--- Start Entries shown ---

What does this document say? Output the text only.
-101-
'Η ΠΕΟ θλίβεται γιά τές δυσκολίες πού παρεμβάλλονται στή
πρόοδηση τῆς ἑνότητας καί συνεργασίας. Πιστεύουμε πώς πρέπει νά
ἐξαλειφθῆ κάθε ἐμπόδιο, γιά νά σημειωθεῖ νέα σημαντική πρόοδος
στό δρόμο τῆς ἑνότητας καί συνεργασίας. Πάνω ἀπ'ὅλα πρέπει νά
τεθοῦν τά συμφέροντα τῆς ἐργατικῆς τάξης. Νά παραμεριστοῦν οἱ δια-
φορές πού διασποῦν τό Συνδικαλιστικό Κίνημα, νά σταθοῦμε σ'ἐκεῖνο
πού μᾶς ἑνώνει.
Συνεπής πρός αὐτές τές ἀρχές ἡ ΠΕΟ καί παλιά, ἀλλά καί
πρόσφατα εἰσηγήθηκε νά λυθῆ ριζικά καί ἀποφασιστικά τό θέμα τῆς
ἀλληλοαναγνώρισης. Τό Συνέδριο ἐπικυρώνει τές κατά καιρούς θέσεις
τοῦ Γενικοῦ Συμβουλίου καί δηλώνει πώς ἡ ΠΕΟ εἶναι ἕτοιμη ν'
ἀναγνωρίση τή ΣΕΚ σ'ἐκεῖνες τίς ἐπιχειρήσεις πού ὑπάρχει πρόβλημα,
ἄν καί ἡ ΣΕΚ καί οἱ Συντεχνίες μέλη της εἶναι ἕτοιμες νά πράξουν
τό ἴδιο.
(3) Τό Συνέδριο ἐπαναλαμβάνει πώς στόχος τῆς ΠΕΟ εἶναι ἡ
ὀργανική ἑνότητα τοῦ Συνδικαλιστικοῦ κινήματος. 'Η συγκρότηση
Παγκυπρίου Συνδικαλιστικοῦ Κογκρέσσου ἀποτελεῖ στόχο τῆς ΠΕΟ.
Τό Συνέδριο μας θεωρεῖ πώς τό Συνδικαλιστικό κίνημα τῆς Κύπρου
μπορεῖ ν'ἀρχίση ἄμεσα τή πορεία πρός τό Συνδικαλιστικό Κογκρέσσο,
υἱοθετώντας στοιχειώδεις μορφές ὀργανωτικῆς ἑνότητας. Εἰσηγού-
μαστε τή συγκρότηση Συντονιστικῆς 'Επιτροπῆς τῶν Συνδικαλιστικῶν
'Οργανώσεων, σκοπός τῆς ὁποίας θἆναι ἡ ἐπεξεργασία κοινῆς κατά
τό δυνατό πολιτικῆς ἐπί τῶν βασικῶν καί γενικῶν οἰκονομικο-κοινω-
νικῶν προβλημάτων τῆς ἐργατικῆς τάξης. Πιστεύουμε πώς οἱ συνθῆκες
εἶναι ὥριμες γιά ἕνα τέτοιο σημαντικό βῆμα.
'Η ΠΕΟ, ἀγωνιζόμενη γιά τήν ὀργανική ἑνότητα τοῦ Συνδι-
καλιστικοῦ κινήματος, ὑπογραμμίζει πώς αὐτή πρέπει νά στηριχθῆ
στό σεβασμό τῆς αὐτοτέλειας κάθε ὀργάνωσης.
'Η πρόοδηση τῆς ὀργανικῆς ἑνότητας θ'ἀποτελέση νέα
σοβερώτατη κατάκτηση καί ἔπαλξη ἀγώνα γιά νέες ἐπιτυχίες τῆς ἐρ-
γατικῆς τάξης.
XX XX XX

--- End Entries shown ---

**The task:** Using the data above, output each line exactly.

**Exercise solution:**
What does this document say? Output the text only.
-101-
'Η ΠΕΟ θλίβεται γιά τές δυσκολίες πού παρεμβάλλονται στή
πρόοδηση τῆς ἑνότητας καί συνεργασίας. Πιστεύουμε πώς πρέπει νά
ἐξαλειφθῆ κάθε ἐμπόδιο, γιά νά σημειωθεῖ νέα σημαντική πρόοδος
στό δρόμο τῆς ἑνότητας καί συνεργασίας. Πάνω ἀπ'ὅλα πρέπει νά
τεθοῦν τά συμφέροντα τῆς ἐργατικῆς τάξης. Νά παραμεριστοῦν οἱ δια-
φορές πού διασποῦν τό Συνδικαλιστικό Κίνημα, νά σταθοῦμε σ'ἐκεῖνο
πού μᾶς ἑνώνει.
Συνεπής πρός αὐτές τές ἀρχές ἡ ΠΕΟ καί παλιά, ἀλλά καί
πρόσφατα εἰσηγήθηκε νά λυθῆ ριζικά καί ἀποφασιστικά τό θέμα τῆς
ἀλληλοαναγνώρισης. Τό Συνέδριο ἐπικυρώνει τές κατά καιρούς θέσεις
τοῦ Γενικοῦ Συμβουλίου καί δηλώνει πώς ἡ ΠΕΟ εἶναι ἕτοιμη ν'
ἀναγνωρίση τή ΣΕΚ σ'ἐκεῖνες τίς ἐπιχειρήσεις πού ὑπάρχει πρόβλημα,
ἄν καί ἡ ΣΕΚ καί οἱ Συντεχνίες μέλη της εἶναι ἕτοιμες νά πράξουν
τό ἴδιο.
(3) Τό Συνέδριο ἐπαναλαμβάνει πώς στόχος τῆς ΠΕΟ εἶναι ἡ
ὀργανική ἑνότητα τοῦ Συνδικαλιστικοῦ κινήματος. 'Η συγκρότηση
Παγκυπρίου Συνδικαλιστικοῦ Κογκρέσσου ἀποτελεῖ στόχο τῆς ΠΕΟ.
Τό Συνέδριο μας θεωρεῖ πώς τό Συνδικαλιστικό κίνημα τῆς Κύπρου
μπορεῖ ν'ἀρχίση ἄμεσα τή πορεία πρός τό Συνδικαλιστικό Κογκρέσσο,
υἱοθετώντας στοιχειώδεις μορφές ὀργανωτικῆς ἑνότητας. Εἰσηγού-
μαστε τή συγκρότηση Συντονιστικῆς 'Επιτροπῆς τῶν Συνδικαλιστικῶν
'Οργανώσεων, σκοπός τῆς ὁποίας θἆναι ἡ ἐπεξεργασία κοινῆς κατά
τό δυνατό πολιτικῆς ἐπί τῶν βασικῶν καί γενικῶν οἰκονομικο-κοινω-
νικῶν προβλημάτων τῆς ἐργατικῆς τάξης. Πιστεύουμε πώς οἱ συνθῆκες
εἶναι ὥριμες γιά ἕνα τέτοιο σημαντικό βῆμα.
'Η ΠΕΟ, ἀγωνιζόμενη γιά τήν ὀργανική ἑνότητα τοῦ Συνδι-
καλιστικοῦ κινήματος, ὑπογραμμίζει πώς αὐτή πρέπει νά στηριχθῆ
στό σεβασμό τῆς αὐτοτέλειας κάθε ὀργάνωσης.
'Η πρόοδηση τῆς ὀργανικῆς ἑνότητας θ'ἀποτελέση νέα
σοβερώτατη κατάκτηση καί ἔπαλξη ἀγώνα γιά νέες ἐπιτυχίες τῆς ἐρ-
γατικῆς τάξης.
XX XX XX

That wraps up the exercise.